> **THINGS TO DO**:
[1] In the passkey implementation notes, what is the maximum size given for user.id?
[2] Continue the passkey implementation notes from their final sentence.

> **PROVIDED TEXT**:
___
Challenge Storage (Cookies)

If using cookies to store challenges (like the Hono example):

  • HttpOnly: true to prevent JavaScript access.
  • Secure: true so it's only sent over HTTPS.
  • SameSite: 'Lax' (or 'Strict' if UX allows).
  • Path: '/' or scoped narrowly to ceremony endpoints.
  • Short maxAge matching your challenge TTL.
  • Signed cookies prevent tampering but not reading. Challenge secrecy isn't critical, but cookie theft enables replay within TTL, so keep TTLs short.

User Identity

  • user.id must be a stable, opaque, non-PII identifier (raw bytes, ≤64 bytes). Don't use email or username directly as the user handle since this leaks PII to authenticators.
  • Reuse the same user.id for the account across registrations.

Registration

  • Explicitly set userVerification: 'required' for passkey-grade assurance. Don't rely on defaults since they may vary across libraries and spec versions.
___
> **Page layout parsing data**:

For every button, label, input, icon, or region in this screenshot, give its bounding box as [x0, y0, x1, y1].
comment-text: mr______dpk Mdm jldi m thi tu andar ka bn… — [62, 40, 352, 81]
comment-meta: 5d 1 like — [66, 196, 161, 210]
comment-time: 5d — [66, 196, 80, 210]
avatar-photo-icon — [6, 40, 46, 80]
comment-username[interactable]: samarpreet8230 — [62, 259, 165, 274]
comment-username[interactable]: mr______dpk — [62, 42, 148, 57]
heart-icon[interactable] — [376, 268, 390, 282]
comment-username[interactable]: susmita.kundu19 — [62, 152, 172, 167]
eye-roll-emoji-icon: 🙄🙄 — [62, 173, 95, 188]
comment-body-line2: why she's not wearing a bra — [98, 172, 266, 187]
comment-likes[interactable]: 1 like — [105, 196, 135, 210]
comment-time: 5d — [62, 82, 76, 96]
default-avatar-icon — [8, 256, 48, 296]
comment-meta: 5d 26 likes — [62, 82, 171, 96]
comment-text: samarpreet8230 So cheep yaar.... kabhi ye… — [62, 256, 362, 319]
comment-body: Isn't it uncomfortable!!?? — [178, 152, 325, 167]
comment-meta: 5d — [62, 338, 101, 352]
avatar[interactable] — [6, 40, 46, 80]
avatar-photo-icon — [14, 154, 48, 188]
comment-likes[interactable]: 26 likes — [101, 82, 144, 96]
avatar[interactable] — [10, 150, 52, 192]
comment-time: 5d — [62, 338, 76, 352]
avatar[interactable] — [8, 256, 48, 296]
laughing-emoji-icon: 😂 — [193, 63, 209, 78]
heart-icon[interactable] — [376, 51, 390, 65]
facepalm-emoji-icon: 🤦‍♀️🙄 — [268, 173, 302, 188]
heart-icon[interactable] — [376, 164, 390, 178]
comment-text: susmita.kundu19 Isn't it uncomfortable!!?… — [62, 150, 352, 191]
___
> **ANSWER SET**:
[1] 64 bytes.

[2]
  • Set attestation: 'none' unless you have a specific business need for device provenance. Attestation validation is complex and easy to get wrong.
  • Use excludeCredentialIds to prevent duplicate registration with the same authenticator.
  • If registering a credential for an existing account, require an authenticated session. Otherwise an attacker could attach their passkey to a victim's account.

Authentication

  • Explicitly set userVerification: 'required'.
  • allowCredentials flow (username-first): set credentialId to scope the browser prompt. Account enumeration risk comes from whether the server reveals "user exists", so mitigate with generic responses and rate limiting.
  • Discoverable credentials (passkey-first): omit credentialId and map response.id to a user server-side.

Session Management

  • Rotate the session ID on auth. After successful verification, mint a new session and invalidate the old one to prevent session fixation.
  • Session cookies: HttpOnly, Secure, SameSite, shortest acceptable TTL.
  • For sensitive actions, require recent WebAuthn verification (e.g. within 5 minutes).
  • Logout:
    • Stateful sessions (session ID mapped to server-side record): invalidate the record, not just the cookie.
    • Stateless sessions (signed cookie): deleting the cookie is the only option. Stolen cookies remain valid until expiry. Consider a server-side revocation list for high-security apps.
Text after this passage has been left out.